RECORD EXTRACTS
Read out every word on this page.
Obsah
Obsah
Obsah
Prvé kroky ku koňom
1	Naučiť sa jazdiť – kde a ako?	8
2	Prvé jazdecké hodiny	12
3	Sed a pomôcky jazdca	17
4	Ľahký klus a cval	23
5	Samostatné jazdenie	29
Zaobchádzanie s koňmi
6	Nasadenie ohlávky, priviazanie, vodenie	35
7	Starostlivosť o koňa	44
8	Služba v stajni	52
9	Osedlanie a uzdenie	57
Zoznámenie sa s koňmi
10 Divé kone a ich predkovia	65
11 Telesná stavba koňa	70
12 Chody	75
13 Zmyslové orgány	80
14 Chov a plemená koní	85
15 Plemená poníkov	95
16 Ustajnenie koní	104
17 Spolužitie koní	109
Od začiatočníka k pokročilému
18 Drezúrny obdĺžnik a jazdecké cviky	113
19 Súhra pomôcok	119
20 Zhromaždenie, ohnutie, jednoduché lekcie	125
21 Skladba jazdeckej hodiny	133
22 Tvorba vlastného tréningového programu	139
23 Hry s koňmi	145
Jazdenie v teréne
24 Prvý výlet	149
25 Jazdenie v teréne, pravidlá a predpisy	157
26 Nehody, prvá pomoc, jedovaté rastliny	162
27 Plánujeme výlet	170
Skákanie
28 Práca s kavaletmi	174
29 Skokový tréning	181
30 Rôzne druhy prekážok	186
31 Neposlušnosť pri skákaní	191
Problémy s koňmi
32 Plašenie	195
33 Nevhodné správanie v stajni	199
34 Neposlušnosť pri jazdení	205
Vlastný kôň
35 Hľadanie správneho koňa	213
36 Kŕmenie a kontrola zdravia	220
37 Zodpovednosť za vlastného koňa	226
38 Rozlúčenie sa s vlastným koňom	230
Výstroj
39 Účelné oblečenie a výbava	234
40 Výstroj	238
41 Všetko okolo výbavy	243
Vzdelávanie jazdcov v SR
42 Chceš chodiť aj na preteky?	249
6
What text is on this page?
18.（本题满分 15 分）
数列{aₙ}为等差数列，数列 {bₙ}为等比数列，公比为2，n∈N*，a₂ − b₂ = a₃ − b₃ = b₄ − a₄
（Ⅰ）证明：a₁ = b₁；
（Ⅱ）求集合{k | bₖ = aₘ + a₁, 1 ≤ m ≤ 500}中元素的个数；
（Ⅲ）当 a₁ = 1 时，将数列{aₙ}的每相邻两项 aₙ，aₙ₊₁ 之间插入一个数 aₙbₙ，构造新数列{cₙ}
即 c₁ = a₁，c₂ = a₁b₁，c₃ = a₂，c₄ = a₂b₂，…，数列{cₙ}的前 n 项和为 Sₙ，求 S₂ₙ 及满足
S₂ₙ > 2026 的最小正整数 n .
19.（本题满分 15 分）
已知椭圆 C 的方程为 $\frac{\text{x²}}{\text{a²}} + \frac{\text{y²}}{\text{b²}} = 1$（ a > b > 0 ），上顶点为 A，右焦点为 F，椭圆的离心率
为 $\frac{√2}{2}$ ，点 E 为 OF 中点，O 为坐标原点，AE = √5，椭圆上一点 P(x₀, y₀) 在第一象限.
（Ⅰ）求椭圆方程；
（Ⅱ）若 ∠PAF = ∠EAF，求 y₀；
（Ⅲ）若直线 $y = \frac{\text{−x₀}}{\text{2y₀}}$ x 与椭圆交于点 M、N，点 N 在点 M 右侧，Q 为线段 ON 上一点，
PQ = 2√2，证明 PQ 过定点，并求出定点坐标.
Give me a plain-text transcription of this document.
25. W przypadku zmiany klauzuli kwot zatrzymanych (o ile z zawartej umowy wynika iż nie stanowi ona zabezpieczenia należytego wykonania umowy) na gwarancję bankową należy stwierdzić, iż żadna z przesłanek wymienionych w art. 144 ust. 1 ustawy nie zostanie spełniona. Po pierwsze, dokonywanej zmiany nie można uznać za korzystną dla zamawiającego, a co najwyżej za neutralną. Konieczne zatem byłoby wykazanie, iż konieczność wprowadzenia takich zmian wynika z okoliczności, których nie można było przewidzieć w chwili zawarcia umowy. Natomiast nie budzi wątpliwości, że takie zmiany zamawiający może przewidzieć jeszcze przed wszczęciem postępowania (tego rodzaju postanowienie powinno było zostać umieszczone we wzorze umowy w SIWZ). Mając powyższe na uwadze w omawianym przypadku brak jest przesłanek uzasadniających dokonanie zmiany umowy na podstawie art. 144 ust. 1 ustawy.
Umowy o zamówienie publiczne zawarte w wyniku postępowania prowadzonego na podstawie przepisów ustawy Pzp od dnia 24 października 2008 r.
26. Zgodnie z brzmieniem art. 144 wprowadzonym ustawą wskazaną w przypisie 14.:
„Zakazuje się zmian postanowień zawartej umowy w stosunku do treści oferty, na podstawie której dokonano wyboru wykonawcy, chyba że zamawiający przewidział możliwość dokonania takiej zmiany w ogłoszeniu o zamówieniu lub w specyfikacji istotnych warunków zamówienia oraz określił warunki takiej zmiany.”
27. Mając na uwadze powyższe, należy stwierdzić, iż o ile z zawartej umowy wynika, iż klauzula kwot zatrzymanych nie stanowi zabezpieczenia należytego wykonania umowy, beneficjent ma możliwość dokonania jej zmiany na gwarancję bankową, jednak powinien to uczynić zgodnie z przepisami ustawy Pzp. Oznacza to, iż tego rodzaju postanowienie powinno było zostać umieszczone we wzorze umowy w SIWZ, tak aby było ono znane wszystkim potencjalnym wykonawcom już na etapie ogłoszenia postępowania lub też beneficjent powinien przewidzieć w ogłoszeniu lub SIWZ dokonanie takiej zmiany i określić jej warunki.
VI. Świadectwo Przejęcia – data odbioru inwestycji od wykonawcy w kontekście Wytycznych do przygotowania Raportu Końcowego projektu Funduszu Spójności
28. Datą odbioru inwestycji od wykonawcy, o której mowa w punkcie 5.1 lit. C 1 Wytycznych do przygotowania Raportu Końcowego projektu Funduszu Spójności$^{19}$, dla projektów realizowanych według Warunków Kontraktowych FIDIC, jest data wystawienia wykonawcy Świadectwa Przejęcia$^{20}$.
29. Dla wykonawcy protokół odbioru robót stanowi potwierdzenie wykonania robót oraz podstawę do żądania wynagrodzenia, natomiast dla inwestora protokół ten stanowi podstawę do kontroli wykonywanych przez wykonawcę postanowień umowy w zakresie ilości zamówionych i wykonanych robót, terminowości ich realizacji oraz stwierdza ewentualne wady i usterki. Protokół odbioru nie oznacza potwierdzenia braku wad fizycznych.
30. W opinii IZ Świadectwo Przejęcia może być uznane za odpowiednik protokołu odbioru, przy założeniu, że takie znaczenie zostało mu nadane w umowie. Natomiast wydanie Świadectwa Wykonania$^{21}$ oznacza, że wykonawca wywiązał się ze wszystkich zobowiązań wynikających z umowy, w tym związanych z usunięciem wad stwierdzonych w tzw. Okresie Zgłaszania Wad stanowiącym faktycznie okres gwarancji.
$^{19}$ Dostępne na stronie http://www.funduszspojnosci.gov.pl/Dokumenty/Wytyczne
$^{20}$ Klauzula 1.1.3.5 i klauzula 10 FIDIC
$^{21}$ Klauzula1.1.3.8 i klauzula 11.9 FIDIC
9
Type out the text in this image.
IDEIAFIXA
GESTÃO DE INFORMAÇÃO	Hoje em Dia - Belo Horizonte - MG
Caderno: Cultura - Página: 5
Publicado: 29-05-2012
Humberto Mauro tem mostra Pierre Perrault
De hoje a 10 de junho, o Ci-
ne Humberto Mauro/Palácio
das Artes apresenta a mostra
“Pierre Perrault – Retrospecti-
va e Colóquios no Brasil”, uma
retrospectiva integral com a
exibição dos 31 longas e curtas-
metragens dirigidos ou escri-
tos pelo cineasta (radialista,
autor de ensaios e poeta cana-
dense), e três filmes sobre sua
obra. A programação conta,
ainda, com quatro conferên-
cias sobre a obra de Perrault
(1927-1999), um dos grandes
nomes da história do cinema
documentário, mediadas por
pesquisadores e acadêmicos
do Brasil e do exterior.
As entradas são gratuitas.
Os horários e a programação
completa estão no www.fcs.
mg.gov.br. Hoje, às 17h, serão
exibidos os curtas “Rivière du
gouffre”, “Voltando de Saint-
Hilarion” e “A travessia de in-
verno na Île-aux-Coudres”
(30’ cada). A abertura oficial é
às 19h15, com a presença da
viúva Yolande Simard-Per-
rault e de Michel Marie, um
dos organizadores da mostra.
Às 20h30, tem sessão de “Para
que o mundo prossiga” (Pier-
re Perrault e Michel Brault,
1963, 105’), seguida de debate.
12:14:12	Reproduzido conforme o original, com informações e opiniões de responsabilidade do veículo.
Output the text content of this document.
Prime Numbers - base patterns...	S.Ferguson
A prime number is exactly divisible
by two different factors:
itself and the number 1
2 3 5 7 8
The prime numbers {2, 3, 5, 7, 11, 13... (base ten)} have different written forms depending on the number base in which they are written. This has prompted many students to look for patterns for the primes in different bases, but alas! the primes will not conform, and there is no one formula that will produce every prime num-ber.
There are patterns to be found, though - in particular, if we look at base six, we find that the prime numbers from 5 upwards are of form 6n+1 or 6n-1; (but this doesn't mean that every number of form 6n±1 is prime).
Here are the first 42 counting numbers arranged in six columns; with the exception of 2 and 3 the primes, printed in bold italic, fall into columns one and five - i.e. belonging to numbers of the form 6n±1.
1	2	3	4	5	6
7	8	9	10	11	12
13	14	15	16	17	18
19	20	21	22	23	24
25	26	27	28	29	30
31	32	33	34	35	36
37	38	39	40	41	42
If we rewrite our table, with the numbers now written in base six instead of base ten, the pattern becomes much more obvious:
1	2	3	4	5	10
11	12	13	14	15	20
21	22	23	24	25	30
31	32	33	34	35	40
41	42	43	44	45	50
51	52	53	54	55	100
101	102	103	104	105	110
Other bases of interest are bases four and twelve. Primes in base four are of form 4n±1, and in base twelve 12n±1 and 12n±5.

GIVEN TASK
Copy each line in the data that holds the word "Perrault".

EXERCISE RESULT
Humberto Mauro tem mostra Pierre Perrault
“Pierre Perrault – Retrospecti-
cias sobre a obra de Perrault
re Perrault e Michel Brault,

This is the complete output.